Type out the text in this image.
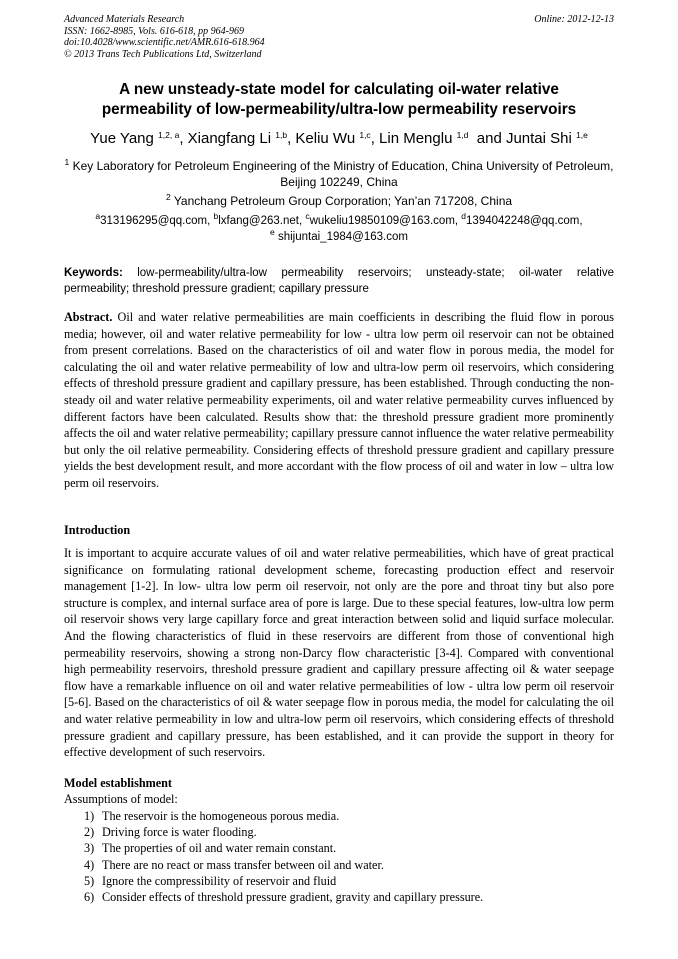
Advanced Materials Research
ISSN: 1662-8985, Vols. 616-618, pp 964-969
doi:10.4028/www.scientific.net/AMR.616-618.964
© 2013 Trans Tech Publications Ltd, Switzerland
Online: 2012-12-13
A new unsteady-state model for calculating oil-water relative
permeability of low-permeability/ultra-low permeability reservoirs
Yue Yang $^{1,2, a}$, Xiangfang Li $^{1,b}$, Keliu Wu $^{1,c}$, Lin Menglu $^{1,d}$  and Juntai Shi $^{1,e}$
$^1$ Key Laboratory for Petroleum Engineering of the Ministry of Education, China University of Petroleum, Beijing 102249, China
$^2$ Yanchang Petroleum Group Corporation; Yan’an 717208, China
$^a$313196295@qq.com, $^b$lxfang@263.net, $^c$wukeliu19850109@163.com, $^d$1394042248@qq.com,
$^e$ shijuntai_1984@163.com
Keywords: low-permeability/ultra-low permeability reservoirs; unsteady-state; oil-water relative permeability; threshold pressure gradient; capillary pressure
Abstract. Oil and water relative permeabilities are main coefficients in describing the fluid flow in porous media; however, oil and water relative permeability for low - ultra low perm oil reservoir can not be obtained from present correlations. Based on the characteristics of oil and water flow in porous media, the model for calculating the oil and water relative permeability of low and ultra-low perm oil reservoirs, which considering effects of threshold pressure gradient and capillary pressure, has been established. Through conducting the non-steady oil and water relative permeability experiments, oil and water relative permeability curves influenced by different factors have been calculated. Results show that: the threshold pressure gradient more prominently affects the oil and water relative permeability; capillary pressure cannot influence the water relative permeability but only the oil relative permeability. Considering effects of threshold pressure gradient and capillary pressure yields the best development result, and more accordant with the flow process of oil and water in low – ultra low perm oil reservoirs.
Introduction
It is important to acquire accurate values of oil and water relative permeabilities, which have of great practical significance on formulating rational development scheme, forecasting production effect and reservoir management [1-2]. In low- ultra low perm oil reservoir, not only are the pore and throat tiny but also pore structure is complex, and internal surface area of pore is large. Due to these special features, low-ultra low perm oil reservoir shows very large capillary force and great interaction between solid and liquid surface molecular. And the flowing characteristics of fluid in these reservoirs are different from those of conventional high permeability reservoirs, showing a strong non-Darcy flow characteristic [3-4]. Compared with conventional high permeability reservoirs, threshold pressure gradient and capillary pressure affecting oil & water seepage flow have a remarkable influence on oil and water relative permeabilities of low - ultra low perm oil reservoir [5-6]. Based on the characteristics of oil & water seepage flow in porous media, the model for calculating the oil and water relative permeability in low and ultra-low perm oil reservoirs, which considering effects of threshold pressure gradient and capillary pressure, has been established, and it can provide the support in theory for effective development of such reservoirs.
Model establishment
Assumptions of model:
1) The reservoir is the homogeneous porous media.
2) Driving force is water flooding.
3) The properties of oil and water remain constant.
4) There are no react or mass transfer between oil and water.
5) Ignore the compressibility of reservoir and fluid
6) Consider effects of threshold pressure gradient, gravity and capillary pressure.
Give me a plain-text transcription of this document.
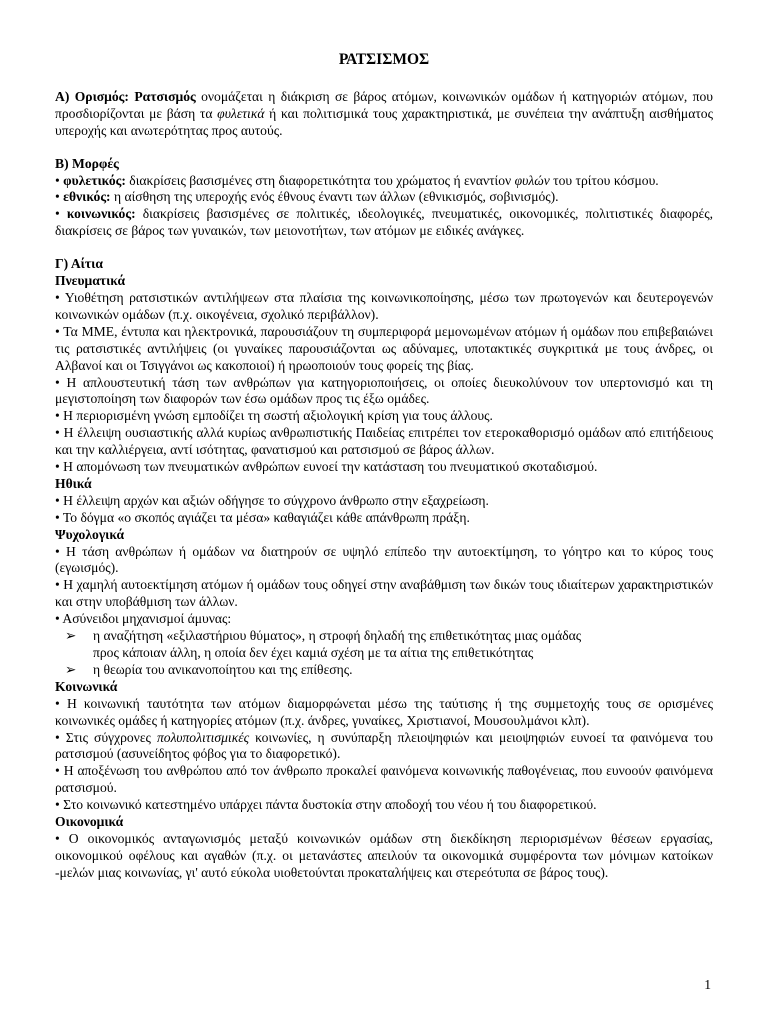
ΡΑΤΣΙΣΜΟΣ

Α) Ορισμός: Ρατσισμός ονομάζεται η διάκριση σε βάρος ατόμων, κοινωνικών ομάδων ή κατηγοριών ατόμων, που προσδιορίζονται με βάση τα φυλετικά ή και πολιτισμικά τους χαρακτηριστικά, με συνέπεια την ανάπτυξη αισθήματος υπεροχής και ανωτερότητας προς αυτούς.

Β) Μορφές
• φυλετικός: διακρίσεις βασισμένες στη διαφορετικότητα του χρώματος ή εναντίον φυλών του τρίτου κόσμου.
• εθνικός: η αίσθηση της υπεροχής ενός έθνους έναντι των άλλων (εθνικισμός, σοβινισμός).
• κοινωνικός: διακρίσεις βασισμένες σε πολιτικές, ιδεολογικές, πνευματικές, οικονομικές, πολιτιστικές διαφορές, διακρίσεις σε βάρος των γυναικών, των μειονοτήτων, των ατόμων με ειδικές ανάγκες.
Γ) Αίτια
Πνευματικά
• Υιοθέτηση ρατσιστικών αντιλήψεων στα πλαίσια της κοινωνικοποίησης, μέσω των πρωτογενών και δευτερογενών κοινωνικών ομάδων (π.χ. οικογένεια, σχολικό περιβάλλον).
• Τα ΜΜΕ, έντυπα και ηλεκτρονικά, παρουσιάζουν τη συμπεριφορά μεμονωμένων ατόμων ή ομάδων που επιβεβαιώνει τις ρατσιστικές αντιλήψεις (οι γυναίκες παρουσιάζονται ως αδύναμες, υποτακτικές συγκριτικά με τους άνδρες, οι Αλβανοί και οι Τσιγγάνοι ως κακοποιοί) ή ηρωοποιούν τους φορείς της βίας.
• Η απλουστευτική τάση των ανθρώπων για κατηγοριοποιήσεις, οι οποίες διευκολύνουν τον υπερτονισμό και τη μεγιστοποίηση των διαφορών των έσω ομάδων προς τις έξω ομάδες.
• Η περιορισμένη γνώση εμποδίζει τη σωστή αξιολογική κρίση για τους άλλους.
• Η έλλειψη ουσιαστικής αλλά κυρίως ανθρωπιστικής Παιδείας επιτρέπει τον ετεροκαθορισμό ομάδων από επιτήδειους και την καλλιέργεια, αντί ισότητας, φανατισμού και ρατσισμού σε βάρος άλλων.
• Η απομόνωση των πνευματικών ανθρώπων ευνοεί την κατάσταση του πνευματικού σκοταδισμού.
Ηθικά
• Η έλλειψη αρχών και αξιών οδήγησε το σύγχρονο άνθρωπο στην εξαχρείωση.
• Το δόγμα «ο σκοπός αγιάζει τα μέσα» καθαγιάζει κάθε απάνθρωπη πράξη.
Ψυχολογικά
• Η τάση ανθρώπων ή ομάδων να διατηρούν σε υψηλό επίπεδο την αυτοεκτίμηση, το γόητρο και το κύρος τους (εγωισμός).
• Η χαμηλή αυτοεκτίμηση ατόμων ή ομάδων τους οδηγεί στην αναβάθμιση των δικών τους ιδιαίτερων χαρακτηριστικών και στην υποβάθμιση των άλλων.
• Ασύνειδοι μηχανισμοί άμυνας:
➢	η αναζήτηση «εξιλαστήριου θύματος», η στροφή δηλαδή της επιθετικότητας μιας ομάδας
προς κάποιαν άλλη, η οποία δεν έχει καμιά σχέση με τα αίτια της επιθετικότητας
➢	η θεωρία του ανικανοποίητου και της επίθεσης.
Κοινωνικά
• Η κοινωνική ταυτότητα των ατόμων διαμορφώνεται μέσω της ταύτισης ή της συμμετοχής τους σε ορισμένες κοινωνικές ομάδες ή κατηγορίες ατόμων (π.χ. άνδρες, γυναίκες, Χριστιανοί, Μουσουλμάνοι κλπ).
• Στις σύγχρονες πολυπολιτισμικές κοινωνίες, η συνύπαρξη πλειοψηφιών και μειοψηφιών ευνοεί τα φαινόμενα του ρατσισμού (ασυνείδητος φόβος για το διαφορετικό).
• Η αποξένωση του ανθρώπου από τον άνθρωπο προκαλεί φαινόμενα κοινωνικής παθογένειας, που ευνοούν φαινόμενα ρατσισμού.
• Στο κοινωνικό κατεστημένο υπάρχει πάντα δυστοκία στην αποδοχή του νέου ή του διαφορετικού.
Οικονομικά
• Ο οικονομικός ανταγωνισμός μεταξύ κοινωνικών ομάδων στη διεκδίκηση περιορισμένων θέσεων εργασίας, οικονομικού οφέλους και αγαθών (π.χ. οι μετανάστες απειλούν τα οικονομικά συμφέροντα των μόνιμων κατοίκων -μελών μιας κοινωνίας, γι' αυτό εύκολα υιοθετούνται προκαταλήψεις και στερεότυπα σε βάρος τους).
1
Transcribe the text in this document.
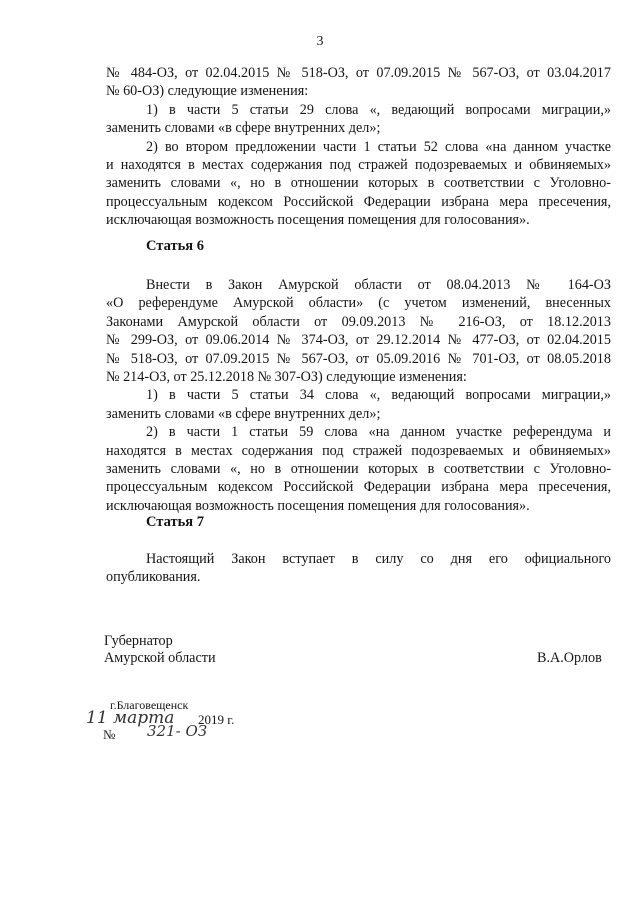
3
№ 484-ОЗ, от 02.04.2015 № 518-ОЗ, от 07.09.2015 № 567-ОЗ, от 03.04.2017
№ 60-ОЗ) следующие изменения:
1) в части 5 статьи 29 слова «, ведающий вопросами миграции,»
заменить словами «в сфере внутренних дел»;
2) во втором предложении части 1 статьи 52 слова «на данном участке
и находятся в местах содержания под стражей подозреваемых и обвиняемых»
заменить словами «, но в отношении которых в соответствии с Уголовно-
процессуальным кодексом Российской Федерации избрана мера пресечения,
исключающая возможность посещения помещения для голосования».
Статья 6
Внести в Закон Амурской области от 08.04.2013 № 164-ОЗ
«О референдуме Амурской области» (с учетом изменений, внесенных
Законами Амурской области от 09.09.2013 № 216-ОЗ, от 18.12.2013
№ 299-ОЗ, от 09.06.2014 № 374-ОЗ, от 29.12.2014 № 477-ОЗ, от 02.04.2015
№ 518-ОЗ, от 07.09.2015 № 567-ОЗ, от 05.09.2016 № 701-ОЗ, от 08.05.2018
№ 214-ОЗ, от 25.12.2018 № 307-ОЗ) следующие изменения:
1) в части 5 статьи 34 слова «, ведающий вопросами миграции,»
заменить словами «в сфере внутренних дел»;
2) в части 1 статьи 59 слова «на данном участке референдума и
находятся в местах содержания под стражей подозреваемых и обвиняемых»
заменить словами «, но в отношении которых в соответствии с Уголовно-
процессуальным кодексом Российской Федерации избрана мера пресечения,
исключающая возможность посещения помещения для голосования».
Статья 7
Настоящий Закон вступает в силу со дня его официального
опубликования.
Губернатор
Амурской области	В.А.Орлов
г.Благовещенск
11 марта 2019 г.
№ 321- ОЗ
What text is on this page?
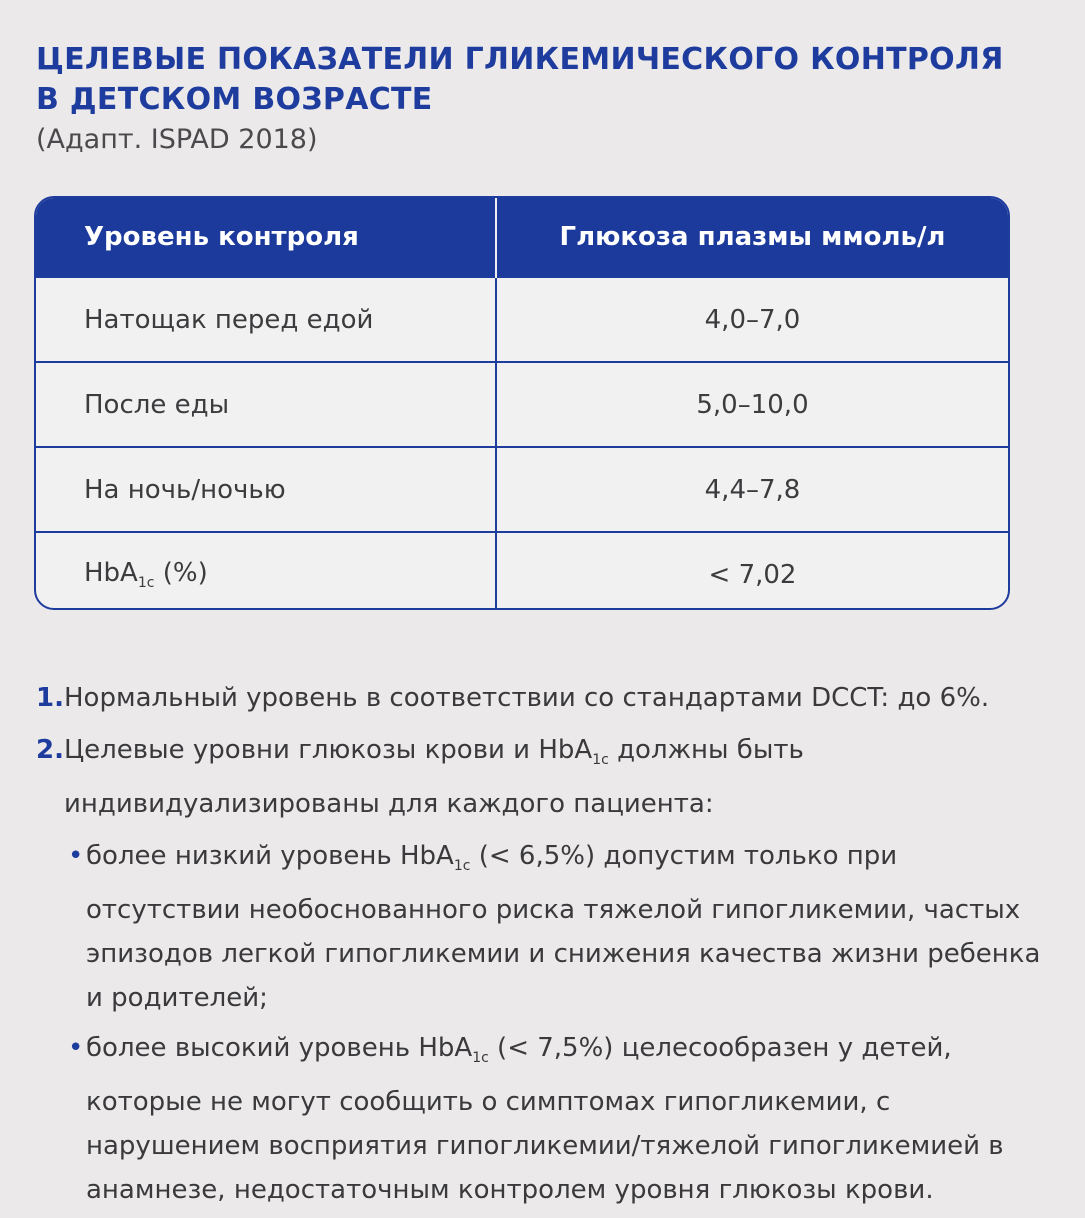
ЦЕЛЕВЫЕ ПОКАЗАТЕЛИ ГЛИКЕМИЧЕСКОГО КОНТРОЛЯ
В ДЕТСКОМ ВОЗРАСТЕ

(Адапт. ISPAD 2018)

Уровень контроля	Глюкоза плазмы ммоль/л
Натощак перед едой	4,0–7,0
После еды	5,0–10,0
На ночь/ночью	4,4–7,8
HbA$_{1c}$ (%)	< 7,02
1. Нормальный уровень в соответствии со стандартами DCCT: до 6%.
2. Целевые уровни глюкозы крови и HbA$_{1c}$ должны быть индивидуализированы для каждого пациента:
• более низкий уровень HbA$_{1c}$ (< 6,5%) допустим только при отсутствии необоснованного риска тяжелой гипогликемии, частых эпизодов легкой гипогликемии и снижения качества жизни ребенка и родителей;
• более высокий уровень HbA$_{1c}$ (< 7,5%) целесообразен у детей, которые не могут сообщить о симптомах гипогликемии, с нарушением восприятия гипогликемии/тяжелой гипогликемией в анамнезе, недостаточным контролем уровня глюкозы крови.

- [Direction] Tally the lines of the listing above that include the word "данном". Answer with the number alone.

- [Solution] 2